#### [Work to do]
Using the records below, locate all lines containing "type" and return them.

——

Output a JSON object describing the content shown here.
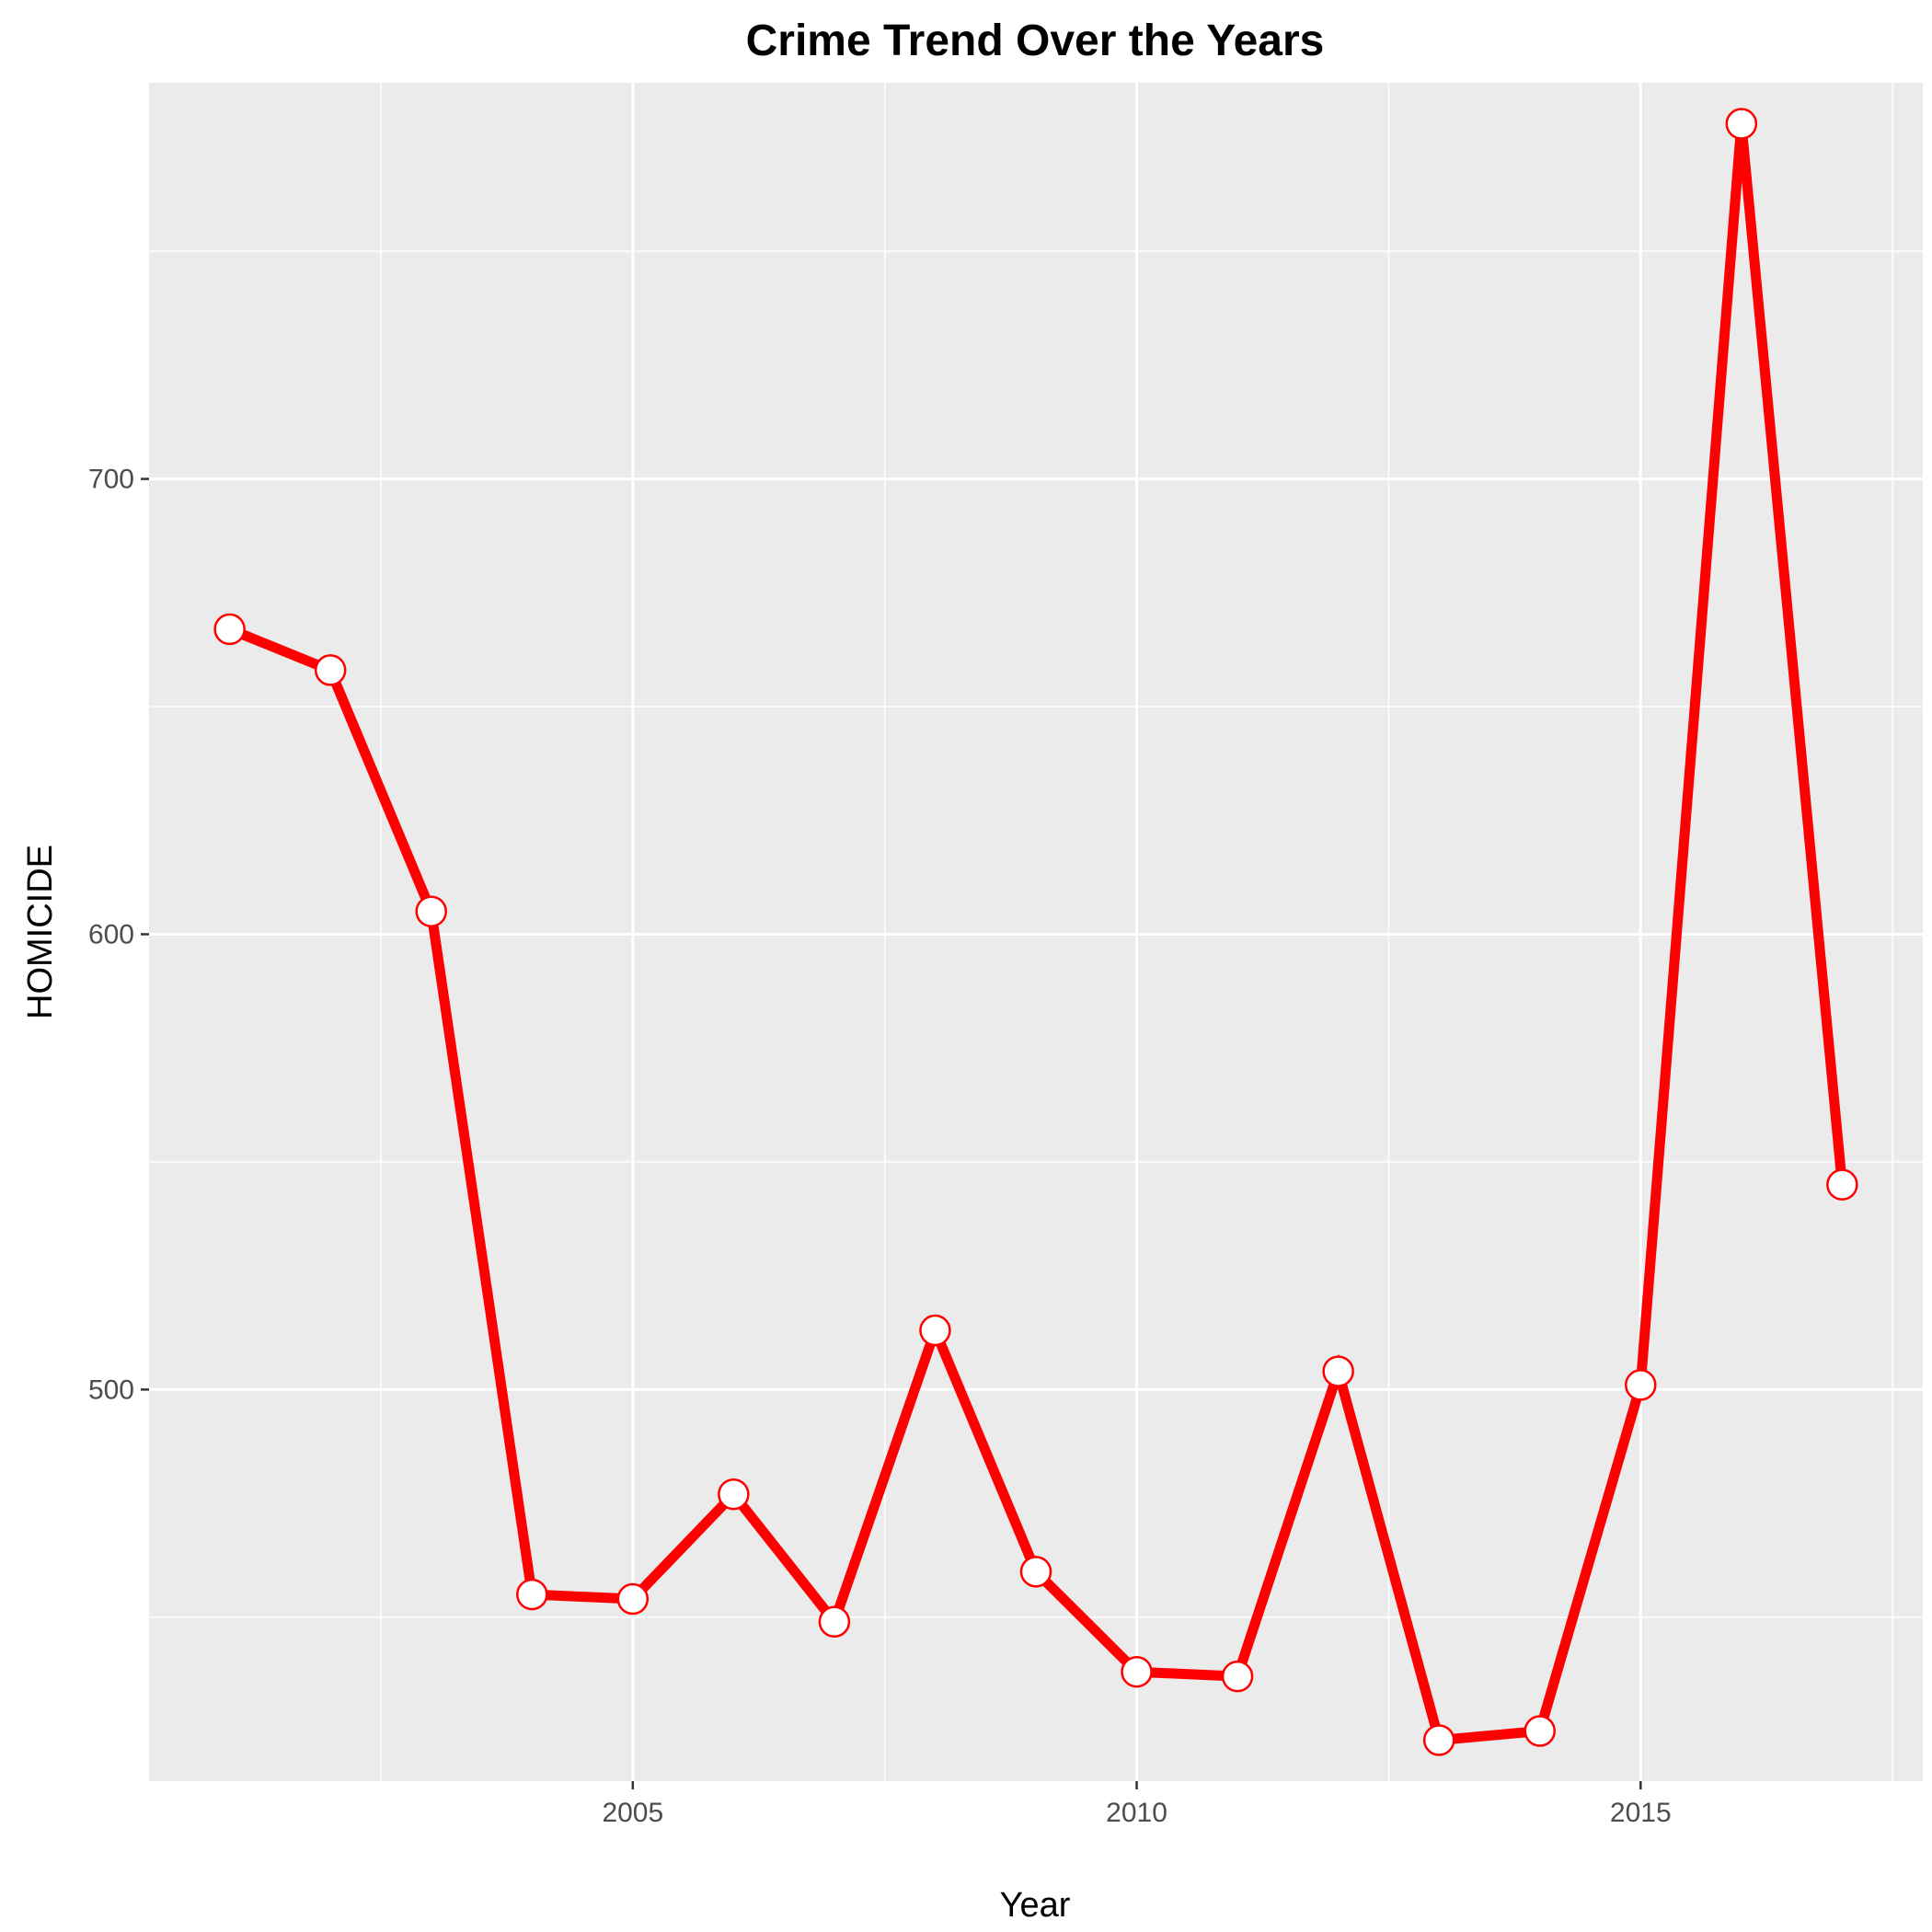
{
  "chart_data": {
    "type": "line",
    "title": "Crime Trend Over the Years",
    "xlabel": "Year",
    "ylabel": "HOMICIDE",
    "x": [
      2001,
      2002,
      2003,
      2004,
      2005,
      2006,
      2007,
      2008,
      2009,
      2010,
      2011,
      2012,
      2013,
      2014,
      2015,
      2016,
      2017
    ],
    "series": [
      {
        "values": [
          667,
          658,
          605,
          455,
          454,
          477,
          449,
          513,
          460,
          438,
          437,
          504,
          423,
          425,
          501,
          778,
          545
        ],
        "color": "#ff0000"
      }
    ],
    "xlim": [
      2000.2,
      2017.8
    ],
    "ylim": [
      414,
      787
    ],
    "x_ticks": [
      2005,
      2010,
      2015
    ],
    "y_ticks": [
      500,
      600,
      700
    ],
    "grid": true,
    "panel_color": "#ebebeb",
    "point_fill": "#ffffff",
    "point_edge": "#ff0000"
  }
}
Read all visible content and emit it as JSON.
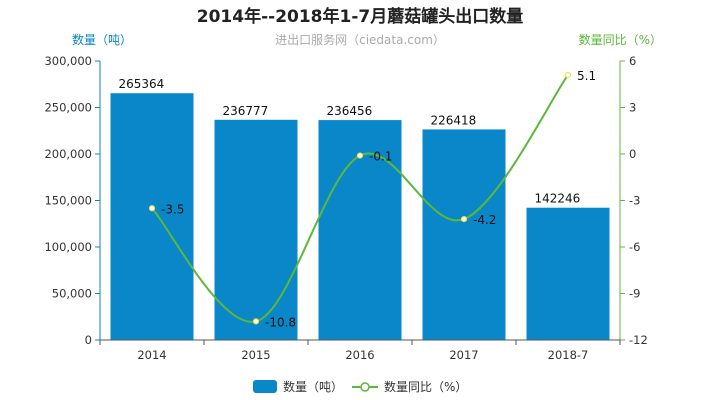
{
  "chart_data": {
    "type": "bar",
    "title": "2014年--2018年1-7月蘑菇罐头出口数量",
    "subtitle": "进出口服务网（ciedata.com）",
    "categories": [
      "2014",
      "2015",
      "2016",
      "2017",
      "2018-7"
    ],
    "series": [
      {
        "name": "数量（吨）",
        "type": "bar",
        "axis": "left",
        "values": [
          265364,
          236777,
          236456,
          226418,
          142246
        ],
        "labels": [
          "265364",
          "236777",
          "236456",
          "226418",
          "142246"
        ],
        "color": "#0a87c8"
      },
      {
        "name": "数量同比（%）",
        "type": "line",
        "axis": "right",
        "values": [
          -3.5,
          -10.8,
          -0.1,
          -4.2,
          5.1
        ],
        "labels": [
          "-3.5",
          "-10.8",
          "-0.1",
          "-4.2",
          "5.1"
        ],
        "color": "#5cb83a"
      }
    ],
    "y_left": {
      "label": "数量（吨）",
      "ylim": [
        0,
        300000
      ],
      "ticks": [
        0,
        50000,
        100000,
        150000,
        200000,
        250000,
        300000
      ],
      "tick_labels": [
        "0",
        "50,000",
        "100,000",
        "150,000",
        "200,000",
        "250,000",
        "300,000"
      ],
      "color": "#0a87c8"
    },
    "y_right": {
      "label": "数量同比（%）",
      "ylim": [
        -12,
        6
      ],
      "ticks": [
        -12,
        -9,
        -6,
        -3,
        0,
        3,
        6
      ],
      "tick_labels": [
        "-12",
        "-9",
        "-6",
        "-3",
        "0",
        "3",
        "6"
      ],
      "color": "#5cb83a"
    },
    "grid": false,
    "legend_position": "bottom-center"
  }
}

——

#### [Task output]
    "type": "line",
    "type": "bar",
        "type": "bar",
        "type": "line",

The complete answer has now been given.